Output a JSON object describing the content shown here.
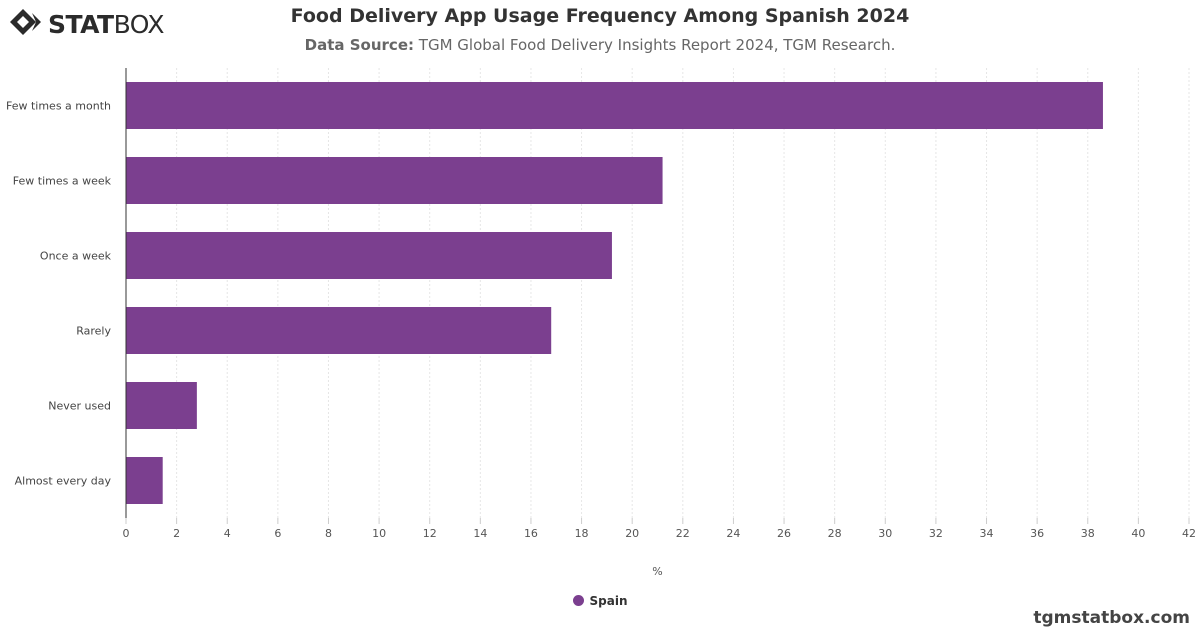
{
  "header": {
    "logo_bold": "STAT",
    "logo_light": "BOX",
    "title": "Food Delivery App Usage Frequency Among Spanish 2024",
    "source_label": "Data Source:",
    "source_text": "TGM Global Food Delivery Insights Report 2024, TGM Research."
  },
  "footer": {
    "site": "tgmstatbox.com"
  },
  "colors": {
    "bar": "#7b3f8f",
    "grid": "#e6e6e6",
    "axis": "#333333"
  },
  "chart_data": {
    "type": "bar",
    "orientation": "horizontal",
    "categories": [
      "Few times a month",
      "Few times a week",
      "Once a week",
      "Rarely",
      "Never used",
      "Almost every day"
    ],
    "series": [
      {
        "name": "Spain",
        "values": [
          38.6,
          21.2,
          19.2,
          16.8,
          2.8,
          1.45
        ]
      }
    ],
    "xlabel": "%",
    "xlim": [
      0,
      42
    ],
    "xticks": [
      0,
      2,
      4,
      6,
      8,
      10,
      12,
      14,
      16,
      18,
      20,
      22,
      24,
      26,
      28,
      30,
      32,
      34,
      36,
      38,
      40,
      42
    ],
    "grid": true,
    "legend_position": "bottom-center"
  }
}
************
Goal. Copy out every line in the listing where the word "Food" appears.

Problem solution.
    "title": "Food Delivery App Usage Frequency Among Spanish 2024",
    "source_text": "TGM Global Food Delivery Insights Report 2024, TGM Research."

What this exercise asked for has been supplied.